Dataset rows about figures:

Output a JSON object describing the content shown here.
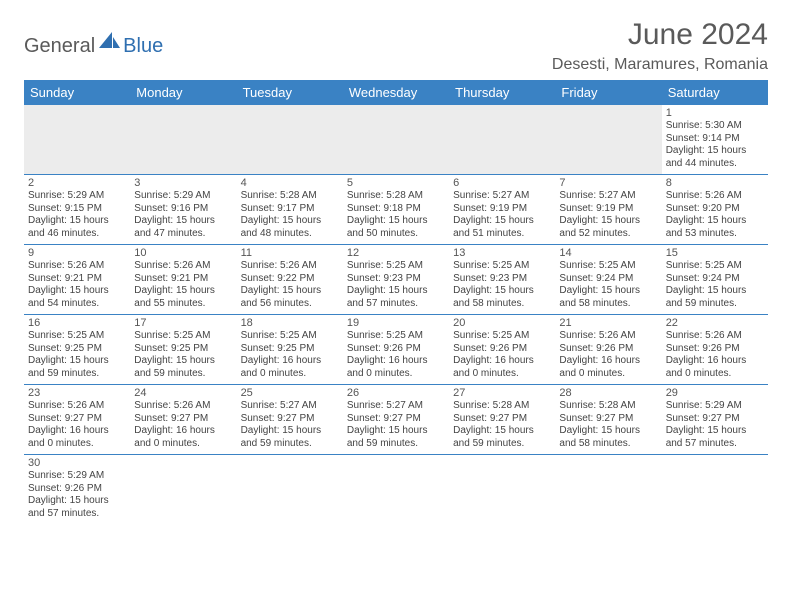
{
  "logo": {
    "text1": "General",
    "text2": "Blue",
    "sail_color": "#2f6fb0"
  },
  "title": "June 2024",
  "location": "Desesti, Maramures, Romania",
  "colors": {
    "header_bg": "#3a82c4",
    "header_fg": "#ffffff",
    "rule": "#3a82c4",
    "blank_row_bg": "#ececec"
  },
  "weekdays": [
    "Sunday",
    "Monday",
    "Tuesday",
    "Wednesday",
    "Thursday",
    "Friday",
    "Saturday"
  ],
  "weeks": [
    [
      null,
      null,
      null,
      null,
      null,
      null,
      {
        "d": "1",
        "sr": "Sunrise: 5:30 AM",
        "ss": "Sunset: 9:14 PM",
        "dl1": "Daylight: 15 hours",
        "dl2": "and 44 minutes."
      }
    ],
    [
      {
        "d": "2",
        "sr": "Sunrise: 5:29 AM",
        "ss": "Sunset: 9:15 PM",
        "dl1": "Daylight: 15 hours",
        "dl2": "and 46 minutes."
      },
      {
        "d": "3",
        "sr": "Sunrise: 5:29 AM",
        "ss": "Sunset: 9:16 PM",
        "dl1": "Daylight: 15 hours",
        "dl2": "and 47 minutes."
      },
      {
        "d": "4",
        "sr": "Sunrise: 5:28 AM",
        "ss": "Sunset: 9:17 PM",
        "dl1": "Daylight: 15 hours",
        "dl2": "and 48 minutes."
      },
      {
        "d": "5",
        "sr": "Sunrise: 5:28 AM",
        "ss": "Sunset: 9:18 PM",
        "dl1": "Daylight: 15 hours",
        "dl2": "and 50 minutes."
      },
      {
        "d": "6",
        "sr": "Sunrise: 5:27 AM",
        "ss": "Sunset: 9:19 PM",
        "dl1": "Daylight: 15 hours",
        "dl2": "and 51 minutes."
      },
      {
        "d": "7",
        "sr": "Sunrise: 5:27 AM",
        "ss": "Sunset: 9:19 PM",
        "dl1": "Daylight: 15 hours",
        "dl2": "and 52 minutes."
      },
      {
        "d": "8",
        "sr": "Sunrise: 5:26 AM",
        "ss": "Sunset: 9:20 PM",
        "dl1": "Daylight: 15 hours",
        "dl2": "and 53 minutes."
      }
    ],
    [
      {
        "d": "9",
        "sr": "Sunrise: 5:26 AM",
        "ss": "Sunset: 9:21 PM",
        "dl1": "Daylight: 15 hours",
        "dl2": "and 54 minutes."
      },
      {
        "d": "10",
        "sr": "Sunrise: 5:26 AM",
        "ss": "Sunset: 9:21 PM",
        "dl1": "Daylight: 15 hours",
        "dl2": "and 55 minutes."
      },
      {
        "d": "11",
        "sr": "Sunrise: 5:26 AM",
        "ss": "Sunset: 9:22 PM",
        "dl1": "Daylight: 15 hours",
        "dl2": "and 56 minutes."
      },
      {
        "d": "12",
        "sr": "Sunrise: 5:25 AM",
        "ss": "Sunset: 9:23 PM",
        "dl1": "Daylight: 15 hours",
        "dl2": "and 57 minutes."
      },
      {
        "d": "13",
        "sr": "Sunrise: 5:25 AM",
        "ss": "Sunset: 9:23 PM",
        "dl1": "Daylight: 15 hours",
        "dl2": "and 58 minutes."
      },
      {
        "d": "14",
        "sr": "Sunrise: 5:25 AM",
        "ss": "Sunset: 9:24 PM",
        "dl1": "Daylight: 15 hours",
        "dl2": "and 58 minutes."
      },
      {
        "d": "15",
        "sr": "Sunrise: 5:25 AM",
        "ss": "Sunset: 9:24 PM",
        "dl1": "Daylight: 15 hours",
        "dl2": "and 59 minutes."
      }
    ],
    [
      {
        "d": "16",
        "sr": "Sunrise: 5:25 AM",
        "ss": "Sunset: 9:25 PM",
        "dl1": "Daylight: 15 hours",
        "dl2": "and 59 minutes."
      },
      {
        "d": "17",
        "sr": "Sunrise: 5:25 AM",
        "ss": "Sunset: 9:25 PM",
        "dl1": "Daylight: 15 hours",
        "dl2": "and 59 minutes."
      },
      {
        "d": "18",
        "sr": "Sunrise: 5:25 AM",
        "ss": "Sunset: 9:25 PM",
        "dl1": "Daylight: 16 hours",
        "dl2": "and 0 minutes."
      },
      {
        "d": "19",
        "sr": "Sunrise: 5:25 AM",
        "ss": "Sunset: 9:26 PM",
        "dl1": "Daylight: 16 hours",
        "dl2": "and 0 minutes."
      },
      {
        "d": "20",
        "sr": "Sunrise: 5:25 AM",
        "ss": "Sunset: 9:26 PM",
        "dl1": "Daylight: 16 hours",
        "dl2": "and 0 minutes."
      },
      {
        "d": "21",
        "sr": "Sunrise: 5:26 AM",
        "ss": "Sunset: 9:26 PM",
        "dl1": "Daylight: 16 hours",
        "dl2": "and 0 minutes."
      },
      {
        "d": "22",
        "sr": "Sunrise: 5:26 AM",
        "ss": "Sunset: 9:26 PM",
        "dl1": "Daylight: 16 hours",
        "dl2": "and 0 minutes."
      }
    ],
    [
      {
        "d": "23",
        "sr": "Sunrise: 5:26 AM",
        "ss": "Sunset: 9:27 PM",
        "dl1": "Daylight: 16 hours",
        "dl2": "and 0 minutes."
      },
      {
        "d": "24",
        "sr": "Sunrise: 5:26 AM",
        "ss": "Sunset: 9:27 PM",
        "dl1": "Daylight: 16 hours",
        "dl2": "and 0 minutes."
      },
      {
        "d": "25",
        "sr": "Sunrise: 5:27 AM",
        "ss": "Sunset: 9:27 PM",
        "dl1": "Daylight: 15 hours",
        "dl2": "and 59 minutes."
      },
      {
        "d": "26",
        "sr": "Sunrise: 5:27 AM",
        "ss": "Sunset: 9:27 PM",
        "dl1": "Daylight: 15 hours",
        "dl2": "and 59 minutes."
      },
      {
        "d": "27",
        "sr": "Sunrise: 5:28 AM",
        "ss": "Sunset: 9:27 PM",
        "dl1": "Daylight: 15 hours",
        "dl2": "and 59 minutes."
      },
      {
        "d": "28",
        "sr": "Sunrise: 5:28 AM",
        "ss": "Sunset: 9:27 PM",
        "dl1": "Daylight: 15 hours",
        "dl2": "and 58 minutes."
      },
      {
        "d": "29",
        "sr": "Sunrise: 5:29 AM",
        "ss": "Sunset: 9:27 PM",
        "dl1": "Daylight: 15 hours",
        "dl2": "and 57 minutes."
      }
    ],
    [
      {
        "d": "30",
        "sr": "Sunrise: 5:29 AM",
        "ss": "Sunset: 9:26 PM",
        "dl1": "Daylight: 15 hours",
        "dl2": "and 57 minutes."
      },
      null,
      null,
      null,
      null,
      null,
      null
    ]
  ]
}
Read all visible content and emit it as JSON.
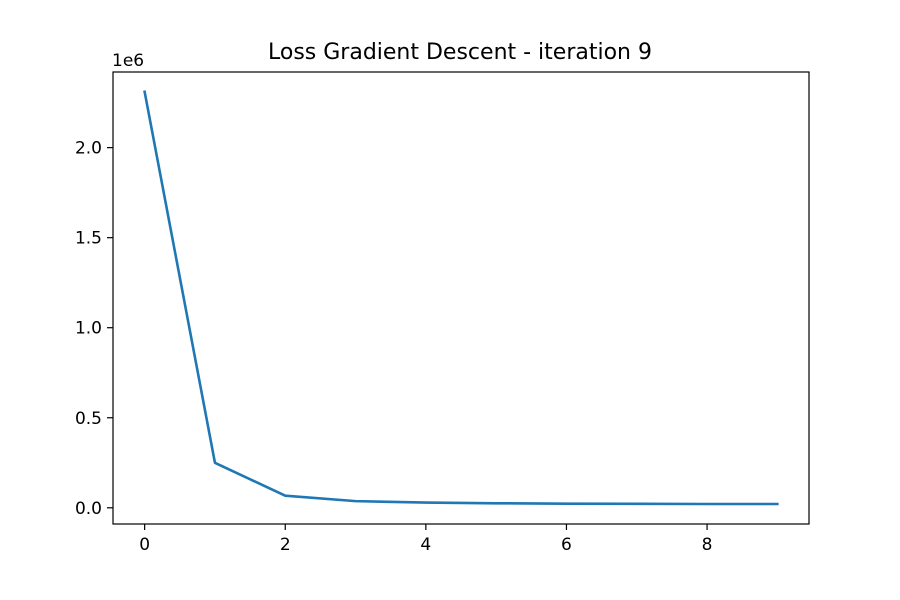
{
  "chart_data": {
    "type": "line",
    "title": "Loss Gradient Descent - iteration 9",
    "xlabel": "",
    "ylabel": "",
    "y_offset_label": "1e6",
    "xlim": [
      -0.45,
      9.45
    ],
    "ylim": [
      -0.09,
      2.42
    ],
    "x_ticks": [
      0,
      2,
      4,
      6,
      8
    ],
    "x_tick_labels": [
      "0",
      "2",
      "4",
      "6",
      "8"
    ],
    "y_ticks": [
      0.0,
      0.5,
      1.0,
      1.5,
      2.0
    ],
    "y_tick_labels": [
      "0.0",
      "0.5",
      "1.0",
      "1.5",
      "2.0"
    ],
    "grid": false,
    "series": [
      {
        "color": "#1f77b4",
        "x": [
          0,
          1,
          2,
          3,
          4,
          5,
          6,
          7,
          8,
          9
        ],
        "y": [
          2.31,
          0.25,
          0.067,
          0.037,
          0.029,
          0.025,
          0.023,
          0.022,
          0.021,
          0.021
        ]
      }
    ]
  }
}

■ EXERCISE OBJECTIVE
Read through the data and copy every line where "JSON" shows up.

■ COMPLETE ANSWER
Output a JSON object describing the content shown here.
Read all visible content and emit it as JSON.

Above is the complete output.